Give back exactly the lines that run from the line containing "What text is on this page?" through the end of the listing below. Leave out every other line.

──────── Listed entries

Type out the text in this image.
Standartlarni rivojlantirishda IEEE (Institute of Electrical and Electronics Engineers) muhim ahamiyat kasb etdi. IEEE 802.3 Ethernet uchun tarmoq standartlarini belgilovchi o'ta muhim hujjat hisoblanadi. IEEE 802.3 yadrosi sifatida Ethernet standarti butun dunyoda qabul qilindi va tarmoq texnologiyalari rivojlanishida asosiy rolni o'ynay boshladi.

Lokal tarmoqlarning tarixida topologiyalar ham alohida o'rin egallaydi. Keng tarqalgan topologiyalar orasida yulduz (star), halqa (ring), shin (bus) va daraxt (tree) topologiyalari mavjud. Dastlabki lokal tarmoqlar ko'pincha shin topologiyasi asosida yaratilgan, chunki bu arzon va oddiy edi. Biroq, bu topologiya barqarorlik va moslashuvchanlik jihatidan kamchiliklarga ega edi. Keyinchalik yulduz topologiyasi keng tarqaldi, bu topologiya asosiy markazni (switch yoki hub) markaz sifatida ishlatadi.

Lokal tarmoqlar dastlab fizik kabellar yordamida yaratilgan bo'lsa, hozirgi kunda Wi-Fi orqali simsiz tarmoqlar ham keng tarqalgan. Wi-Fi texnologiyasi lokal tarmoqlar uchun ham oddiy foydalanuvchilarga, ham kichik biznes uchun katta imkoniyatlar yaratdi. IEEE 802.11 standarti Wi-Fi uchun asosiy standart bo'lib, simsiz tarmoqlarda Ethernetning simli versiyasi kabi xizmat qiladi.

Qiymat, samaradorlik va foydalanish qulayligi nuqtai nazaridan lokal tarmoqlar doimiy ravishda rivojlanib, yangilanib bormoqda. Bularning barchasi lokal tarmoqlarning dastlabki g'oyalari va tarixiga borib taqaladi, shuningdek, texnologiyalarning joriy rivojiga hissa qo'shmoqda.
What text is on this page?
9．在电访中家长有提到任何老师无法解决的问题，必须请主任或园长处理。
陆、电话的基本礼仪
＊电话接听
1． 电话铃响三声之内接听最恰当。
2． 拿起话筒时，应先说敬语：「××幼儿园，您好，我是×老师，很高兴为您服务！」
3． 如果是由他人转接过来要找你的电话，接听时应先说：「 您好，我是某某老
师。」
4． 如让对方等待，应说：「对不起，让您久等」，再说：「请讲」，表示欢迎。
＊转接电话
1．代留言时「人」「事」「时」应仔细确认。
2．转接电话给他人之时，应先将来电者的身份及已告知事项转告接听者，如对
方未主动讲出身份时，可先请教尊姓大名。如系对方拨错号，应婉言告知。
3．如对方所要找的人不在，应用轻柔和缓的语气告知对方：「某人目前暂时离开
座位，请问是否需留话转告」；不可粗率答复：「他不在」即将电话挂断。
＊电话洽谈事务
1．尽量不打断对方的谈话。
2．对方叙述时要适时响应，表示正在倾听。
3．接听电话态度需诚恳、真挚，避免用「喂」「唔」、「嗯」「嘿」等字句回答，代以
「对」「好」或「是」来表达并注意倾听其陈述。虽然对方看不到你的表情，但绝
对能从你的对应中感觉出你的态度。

────────────────

▸ **Answer**
What text is on this page?
9．在电访中家长有提到任何老师无法解决的问题，必须请主任或园长处理。
陆、电话的基本礼仪
＊电话接听
1． 电话铃响三声之内接听最恰当。
2． 拿起话筒时，应先说敬语：「××幼儿园，您好，我是×老师，很高兴为您服务！」
3． 如果是由他人转接过来要找你的电话，接听时应先说：「 您好，我是某某老
师。」
4． 如让对方等待，应说：「对不起，让您久等」，再说：「请讲」，表示欢迎。
＊转接电话
1．代留言时「人」「事」「时」应仔细确认。
2．转接电话给他人之时，应先将来电者的身份及已告知事项转告接听者，如对
方未主动讲出身份时，可先请教尊姓大名。如系对方拨错号，应婉言告知。
3．如对方所要找的人不在，应用轻柔和缓的语气告知对方：「某人目前暂时离开
座位，请问是否需留话转告」；不可粗率答复：「他不在」即将电话挂断。
＊电话洽谈事务
1．尽量不打断对方的谈话。
2．对方叙述时要适时响应，表示正在倾听。
3．接听电话态度需诚恳、真挚，避免用「喂」「唔」、「嗯」「嘿」等字句回答，代以
「对」「好」或「是」来表达并注意倾听其陈述。虽然对方看不到你的表情，但绝
对能从你的对应中感觉出你的态度。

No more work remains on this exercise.